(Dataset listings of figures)
BEGIN

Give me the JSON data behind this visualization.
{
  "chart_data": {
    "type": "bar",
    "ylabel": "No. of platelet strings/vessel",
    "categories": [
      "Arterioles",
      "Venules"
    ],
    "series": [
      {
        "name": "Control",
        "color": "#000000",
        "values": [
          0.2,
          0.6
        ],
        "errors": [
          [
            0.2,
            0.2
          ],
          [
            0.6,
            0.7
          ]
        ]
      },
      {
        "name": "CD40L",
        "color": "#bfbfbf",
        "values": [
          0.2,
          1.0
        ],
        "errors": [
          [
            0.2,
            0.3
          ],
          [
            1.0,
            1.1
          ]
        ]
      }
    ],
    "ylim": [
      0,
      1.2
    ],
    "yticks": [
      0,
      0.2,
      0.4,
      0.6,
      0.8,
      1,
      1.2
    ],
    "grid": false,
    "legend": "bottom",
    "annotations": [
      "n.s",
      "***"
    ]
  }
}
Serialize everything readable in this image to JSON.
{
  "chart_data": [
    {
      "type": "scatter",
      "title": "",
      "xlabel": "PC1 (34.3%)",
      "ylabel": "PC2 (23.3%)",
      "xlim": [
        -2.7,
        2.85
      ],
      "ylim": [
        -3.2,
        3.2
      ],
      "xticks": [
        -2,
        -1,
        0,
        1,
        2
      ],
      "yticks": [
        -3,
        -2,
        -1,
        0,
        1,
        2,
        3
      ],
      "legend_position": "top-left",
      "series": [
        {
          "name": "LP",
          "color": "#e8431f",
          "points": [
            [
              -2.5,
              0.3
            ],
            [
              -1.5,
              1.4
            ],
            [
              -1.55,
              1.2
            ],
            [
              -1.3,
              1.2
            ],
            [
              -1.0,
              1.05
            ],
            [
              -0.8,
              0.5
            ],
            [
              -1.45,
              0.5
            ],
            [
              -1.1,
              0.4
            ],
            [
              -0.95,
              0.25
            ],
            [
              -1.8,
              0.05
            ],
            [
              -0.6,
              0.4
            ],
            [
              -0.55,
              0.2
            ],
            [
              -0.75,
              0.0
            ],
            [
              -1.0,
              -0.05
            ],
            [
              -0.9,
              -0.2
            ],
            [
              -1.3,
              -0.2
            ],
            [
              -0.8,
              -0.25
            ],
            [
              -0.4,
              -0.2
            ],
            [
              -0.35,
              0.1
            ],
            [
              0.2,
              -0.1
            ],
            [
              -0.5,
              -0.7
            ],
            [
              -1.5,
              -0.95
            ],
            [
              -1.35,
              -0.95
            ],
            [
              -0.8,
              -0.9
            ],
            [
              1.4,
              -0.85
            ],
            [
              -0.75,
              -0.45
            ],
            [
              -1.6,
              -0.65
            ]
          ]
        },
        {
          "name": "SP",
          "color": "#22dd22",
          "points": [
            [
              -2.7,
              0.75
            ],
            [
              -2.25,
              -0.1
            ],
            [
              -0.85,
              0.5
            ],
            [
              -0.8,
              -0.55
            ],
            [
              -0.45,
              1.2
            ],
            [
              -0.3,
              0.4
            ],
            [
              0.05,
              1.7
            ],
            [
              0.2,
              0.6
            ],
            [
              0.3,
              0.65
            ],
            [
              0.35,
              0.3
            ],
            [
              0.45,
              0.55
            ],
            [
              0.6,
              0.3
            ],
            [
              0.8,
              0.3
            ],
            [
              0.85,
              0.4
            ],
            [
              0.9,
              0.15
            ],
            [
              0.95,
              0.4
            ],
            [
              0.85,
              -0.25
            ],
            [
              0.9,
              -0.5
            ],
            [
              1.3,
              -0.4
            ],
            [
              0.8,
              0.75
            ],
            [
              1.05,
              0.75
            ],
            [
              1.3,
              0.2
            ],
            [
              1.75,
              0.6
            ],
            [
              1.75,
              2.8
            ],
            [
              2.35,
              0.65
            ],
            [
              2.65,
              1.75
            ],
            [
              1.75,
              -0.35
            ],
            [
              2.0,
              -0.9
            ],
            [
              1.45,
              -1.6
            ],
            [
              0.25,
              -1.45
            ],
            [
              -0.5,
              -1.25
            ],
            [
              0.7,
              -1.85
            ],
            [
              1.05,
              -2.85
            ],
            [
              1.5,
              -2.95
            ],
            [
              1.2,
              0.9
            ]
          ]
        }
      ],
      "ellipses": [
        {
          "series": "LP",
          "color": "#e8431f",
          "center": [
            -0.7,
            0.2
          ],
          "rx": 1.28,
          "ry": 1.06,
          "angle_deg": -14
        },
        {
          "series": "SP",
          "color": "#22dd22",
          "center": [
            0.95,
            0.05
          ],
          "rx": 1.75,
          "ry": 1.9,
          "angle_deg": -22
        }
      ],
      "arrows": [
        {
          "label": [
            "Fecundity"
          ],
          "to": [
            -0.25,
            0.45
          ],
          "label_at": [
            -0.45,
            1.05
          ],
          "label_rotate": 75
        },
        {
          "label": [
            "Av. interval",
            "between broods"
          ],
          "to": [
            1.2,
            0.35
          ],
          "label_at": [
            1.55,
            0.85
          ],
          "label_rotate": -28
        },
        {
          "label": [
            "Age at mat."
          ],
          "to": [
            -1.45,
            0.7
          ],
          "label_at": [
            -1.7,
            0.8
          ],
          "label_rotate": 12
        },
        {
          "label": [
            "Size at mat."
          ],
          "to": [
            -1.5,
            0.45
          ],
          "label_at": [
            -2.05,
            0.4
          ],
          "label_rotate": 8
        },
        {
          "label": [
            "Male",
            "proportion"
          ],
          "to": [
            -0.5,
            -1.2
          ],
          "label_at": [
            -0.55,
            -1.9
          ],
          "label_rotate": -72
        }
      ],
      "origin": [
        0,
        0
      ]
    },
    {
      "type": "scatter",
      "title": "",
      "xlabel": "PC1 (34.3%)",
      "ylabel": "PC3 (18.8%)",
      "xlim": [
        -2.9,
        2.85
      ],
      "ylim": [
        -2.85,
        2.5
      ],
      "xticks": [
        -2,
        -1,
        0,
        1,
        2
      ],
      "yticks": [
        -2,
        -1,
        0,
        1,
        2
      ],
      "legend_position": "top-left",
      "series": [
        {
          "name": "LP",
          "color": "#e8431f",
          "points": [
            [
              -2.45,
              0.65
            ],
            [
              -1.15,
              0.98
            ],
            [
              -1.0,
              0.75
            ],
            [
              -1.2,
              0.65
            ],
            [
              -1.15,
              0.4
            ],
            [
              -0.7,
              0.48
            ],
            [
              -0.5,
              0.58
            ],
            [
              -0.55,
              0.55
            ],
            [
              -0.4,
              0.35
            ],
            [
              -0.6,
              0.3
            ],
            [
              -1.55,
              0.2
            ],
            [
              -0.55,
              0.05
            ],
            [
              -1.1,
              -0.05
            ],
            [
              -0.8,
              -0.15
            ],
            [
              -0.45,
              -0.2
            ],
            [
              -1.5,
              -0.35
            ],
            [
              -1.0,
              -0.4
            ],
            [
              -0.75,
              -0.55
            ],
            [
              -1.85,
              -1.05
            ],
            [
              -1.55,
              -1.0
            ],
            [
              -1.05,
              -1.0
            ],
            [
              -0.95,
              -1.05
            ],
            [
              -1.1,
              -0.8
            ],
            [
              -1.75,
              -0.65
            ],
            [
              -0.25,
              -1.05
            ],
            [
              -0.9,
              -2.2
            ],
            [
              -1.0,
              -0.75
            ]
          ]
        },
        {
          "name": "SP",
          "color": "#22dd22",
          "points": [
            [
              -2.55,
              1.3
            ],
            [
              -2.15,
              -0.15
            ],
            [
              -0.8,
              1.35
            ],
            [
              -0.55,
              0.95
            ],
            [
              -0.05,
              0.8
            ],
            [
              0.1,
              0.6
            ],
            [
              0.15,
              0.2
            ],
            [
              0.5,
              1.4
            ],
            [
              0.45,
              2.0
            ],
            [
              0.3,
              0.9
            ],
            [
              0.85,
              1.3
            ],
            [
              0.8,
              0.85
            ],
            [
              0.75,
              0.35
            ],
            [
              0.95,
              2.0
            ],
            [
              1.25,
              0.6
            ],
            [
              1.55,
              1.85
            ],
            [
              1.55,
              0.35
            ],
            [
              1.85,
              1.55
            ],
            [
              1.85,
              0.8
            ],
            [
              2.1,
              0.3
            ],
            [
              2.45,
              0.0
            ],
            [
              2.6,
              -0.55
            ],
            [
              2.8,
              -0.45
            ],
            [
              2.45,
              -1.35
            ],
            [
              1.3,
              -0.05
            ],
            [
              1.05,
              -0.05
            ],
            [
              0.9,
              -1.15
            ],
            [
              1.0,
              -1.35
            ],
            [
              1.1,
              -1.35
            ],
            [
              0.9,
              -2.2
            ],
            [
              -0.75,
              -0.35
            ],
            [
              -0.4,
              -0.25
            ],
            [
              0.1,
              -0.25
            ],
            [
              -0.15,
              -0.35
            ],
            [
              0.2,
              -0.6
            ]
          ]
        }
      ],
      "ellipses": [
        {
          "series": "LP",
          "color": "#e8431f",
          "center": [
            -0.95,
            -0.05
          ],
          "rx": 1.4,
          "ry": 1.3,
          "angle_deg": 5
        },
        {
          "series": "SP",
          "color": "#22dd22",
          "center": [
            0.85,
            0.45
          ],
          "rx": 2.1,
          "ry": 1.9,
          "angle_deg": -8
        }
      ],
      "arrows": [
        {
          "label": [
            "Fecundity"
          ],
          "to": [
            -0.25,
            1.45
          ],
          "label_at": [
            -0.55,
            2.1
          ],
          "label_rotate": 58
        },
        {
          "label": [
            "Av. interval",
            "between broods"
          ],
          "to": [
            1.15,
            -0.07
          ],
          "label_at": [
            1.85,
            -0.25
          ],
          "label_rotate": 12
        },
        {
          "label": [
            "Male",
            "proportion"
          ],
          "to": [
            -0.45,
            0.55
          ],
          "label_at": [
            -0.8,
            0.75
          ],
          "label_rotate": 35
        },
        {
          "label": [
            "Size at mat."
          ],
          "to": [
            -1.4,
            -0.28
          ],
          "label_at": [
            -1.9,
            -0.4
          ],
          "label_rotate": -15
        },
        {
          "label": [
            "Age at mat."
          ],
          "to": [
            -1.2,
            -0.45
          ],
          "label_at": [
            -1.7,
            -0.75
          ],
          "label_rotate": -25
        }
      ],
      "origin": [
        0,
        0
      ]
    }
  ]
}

END

→ **Task to carry out**:
Using the records above, copy every line that has the word "JSON" in it.

→ **Solution**:
Give me the JSON data behind this visualization.
Serialize everything readable in this image to JSON.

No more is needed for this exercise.